__Given entries__:
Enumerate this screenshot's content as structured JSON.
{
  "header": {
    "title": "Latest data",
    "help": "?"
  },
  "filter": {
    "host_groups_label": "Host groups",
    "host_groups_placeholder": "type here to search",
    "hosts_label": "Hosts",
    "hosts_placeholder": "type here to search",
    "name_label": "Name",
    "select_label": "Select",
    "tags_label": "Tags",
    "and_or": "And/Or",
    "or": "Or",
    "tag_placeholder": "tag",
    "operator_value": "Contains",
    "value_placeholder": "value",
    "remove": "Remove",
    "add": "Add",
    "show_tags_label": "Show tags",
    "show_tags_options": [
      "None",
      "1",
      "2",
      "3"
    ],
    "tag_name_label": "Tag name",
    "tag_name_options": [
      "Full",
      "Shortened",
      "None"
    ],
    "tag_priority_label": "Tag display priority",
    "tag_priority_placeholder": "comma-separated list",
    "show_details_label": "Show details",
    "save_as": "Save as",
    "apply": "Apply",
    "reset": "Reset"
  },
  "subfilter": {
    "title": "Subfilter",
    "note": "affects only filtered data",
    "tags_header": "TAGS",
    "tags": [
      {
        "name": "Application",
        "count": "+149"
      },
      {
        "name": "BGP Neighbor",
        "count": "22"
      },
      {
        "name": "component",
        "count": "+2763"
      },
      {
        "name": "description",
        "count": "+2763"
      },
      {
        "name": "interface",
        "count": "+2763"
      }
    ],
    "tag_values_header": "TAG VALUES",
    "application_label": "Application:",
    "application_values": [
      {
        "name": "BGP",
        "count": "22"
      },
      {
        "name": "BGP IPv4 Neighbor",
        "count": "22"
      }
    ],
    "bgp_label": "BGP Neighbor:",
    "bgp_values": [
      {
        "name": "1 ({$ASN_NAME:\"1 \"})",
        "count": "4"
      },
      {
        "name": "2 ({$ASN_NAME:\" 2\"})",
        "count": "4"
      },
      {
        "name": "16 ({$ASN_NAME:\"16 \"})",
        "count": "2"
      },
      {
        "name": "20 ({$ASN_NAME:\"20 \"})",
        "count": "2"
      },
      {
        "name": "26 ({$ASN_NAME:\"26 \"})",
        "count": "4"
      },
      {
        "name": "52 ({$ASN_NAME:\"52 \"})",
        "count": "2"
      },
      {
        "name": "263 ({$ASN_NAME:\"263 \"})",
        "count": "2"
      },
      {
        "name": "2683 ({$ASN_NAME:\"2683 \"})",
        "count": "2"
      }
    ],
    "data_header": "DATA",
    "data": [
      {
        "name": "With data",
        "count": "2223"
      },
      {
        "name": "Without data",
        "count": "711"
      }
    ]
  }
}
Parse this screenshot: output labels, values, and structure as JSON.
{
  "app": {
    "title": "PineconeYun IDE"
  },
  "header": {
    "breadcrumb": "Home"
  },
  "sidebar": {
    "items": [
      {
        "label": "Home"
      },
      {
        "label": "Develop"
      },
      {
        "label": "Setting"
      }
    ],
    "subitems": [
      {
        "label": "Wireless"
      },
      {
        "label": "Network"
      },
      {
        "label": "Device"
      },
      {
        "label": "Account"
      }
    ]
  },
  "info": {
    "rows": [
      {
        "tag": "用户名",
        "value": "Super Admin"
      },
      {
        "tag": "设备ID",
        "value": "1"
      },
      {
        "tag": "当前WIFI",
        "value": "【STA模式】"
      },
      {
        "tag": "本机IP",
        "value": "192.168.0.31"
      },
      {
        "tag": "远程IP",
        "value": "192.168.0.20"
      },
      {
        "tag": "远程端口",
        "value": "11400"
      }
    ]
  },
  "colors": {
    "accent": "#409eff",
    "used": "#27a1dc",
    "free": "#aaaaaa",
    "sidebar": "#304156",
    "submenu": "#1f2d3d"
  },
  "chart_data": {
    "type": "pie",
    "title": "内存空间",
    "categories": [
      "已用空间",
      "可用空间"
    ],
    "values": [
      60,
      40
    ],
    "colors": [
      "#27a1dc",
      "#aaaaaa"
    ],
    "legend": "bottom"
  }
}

__Aim__: Reproduce all the records precisely.

__Reply to the exercise__:
Enumerate this screenshot's content as structured JSON.
{
  "header": {
    "title": "Latest data",
    "help": "?"
  },
  "filter": {
    "host_groups_label": "Host groups",
    "host_groups_placeholder": "type here to search",
    "hosts_label": "Hosts",
    "hosts_placeholder": "type here to search",
    "name_label": "Name",
    "select_label": "Select",
    "tags_label": "Tags",
    "and_or": "And/Or",
    "or": "Or",
    "tag_placeholder": "tag",
    "operator_value": "Contains",
    "value_placeholder": "value",
    "remove": "Remove",
    "add": "Add",
    "show_tags_label": "Show tags",
    "show_tags_options": [
      "None",
      "1",
      "2",
      "3"
    ],
    "tag_name_label": "Tag name",
    "tag_name_options": [
      "Full",
      "Shortened",
      "None"
    ],
    "tag_priority_label": "Tag display priority",
    "tag_priority_placeholder": "comma-separated list",
    "show_details_label": "Show details",
    "save_as": "Save as",
    "apply": "Apply",
    "reset": "Reset"
  },
  "subfilter": {
    "title": "Subfilter",
    "note": "affects only filtered data",
    "tags_header": "TAGS",
    "tags": [
      {
        "name": "Application",
        "count": "+149"
      },
      {
        "name": "BGP Neighbor",
        "count": "22"
      },
      {
        "name": "component",
        "count": "+2763"
      },
      {
        "name": "description",
        "count": "+2763"
      },
      {
        "name": "interface",
        "count": "+2763"
      }
    ],
    "tag_values_header": "TAG VALUES",
    "application_label": "Application:",
    "application_values": [
      {
        "name": "BGP",
        "count": "22"
      },
      {
        "name": "BGP IPv4 Neighbor",
        "count": "22"
      }
    ],
    "bgp_label": "BGP Neighbor:",
    "bgp_values": [
      {
        "name": "1 ({$ASN_NAME:\"1 \"})",
        "count": "4"
      },
      {
        "name": "2 ({$ASN_NAME:\" 2\"})",
        "count": "4"
      },
      {
        "name": "16 ({$ASN_NAME:\"16 \"})",
        "count": "2"
      },
      {
        "name": "20 ({$ASN_NAME:\"20 \"})",
        "count": "2"
      },
      {
        "name": "26 ({$ASN_NAME:\"26 \"})",
        "count": "4"
      },
      {
        "name": "52 ({$ASN_NAME:\"52 \"})",
        "count": "2"
      },
      {
        "name": "263 ({$ASN_NAME:\"263 \"})",
        "count": "2"
      },
      {
        "name": "2683 ({$ASN_NAME:\"2683 \"})",
        "count": "2"
      }
    ],
    "data_header": "DATA",
    "data": [
      {
        "name": "With data",
        "count": "2223"
      },
      {
        "name": "Without data",
        "count": "711"
      }
    ]
  }
}
Parse this screenshot: output labels, values, and structure as JSON.
{
  "app": {
    "title": "PineconeYun IDE"
  },
  "header": {
    "breadcrumb": "Home"
  },
  "sidebar": {
    "items": [
      {
        "label": "Home"
      },
      {
        "label": "Develop"
      },
      {
        "label": "Setting"
      }
    ],
    "subitems": [
      {
        "label": "Wireless"
      },
      {
        "label": "Network"
      },
      {
        "label": "Device"
      },
      {
        "label": "Account"
      }
    ]
  },
  "info": {
    "rows": [
      {
        "tag": "用户名",
        "value": "Super Admin"
      },
      {
        "tag": "设备ID",
        "value": "1"
      },
      {
        "tag": "当前WIFI",
        "value": "【STA模式】"
      },
      {
        "tag": "本机IP",
        "value": "192.168.0.31"
      },
      {
        "tag": "远程IP",
        "value": "192.168.0.20"
      },
      {
        "tag": "远程端口",
        "value": "11400"
      }
    ]
  },
  "colors": {
    "accent": "#409eff",
    "used": "#27a1dc",
    "free": "#aaaaaa",
    "sidebar": "#304156",
    "submenu": "#1f2d3d"
  },
  "chart_data": {
    "type": "pie",
    "title": "内存空间",
    "categories": [
      "已用空间",
      "可用空间"
    ],
    "values": [
      60,
      40
    ],
    "colors": [
      "#27a1dc",
      "#aaaaaa"
    ],
    "legend": "bottom"
  }
}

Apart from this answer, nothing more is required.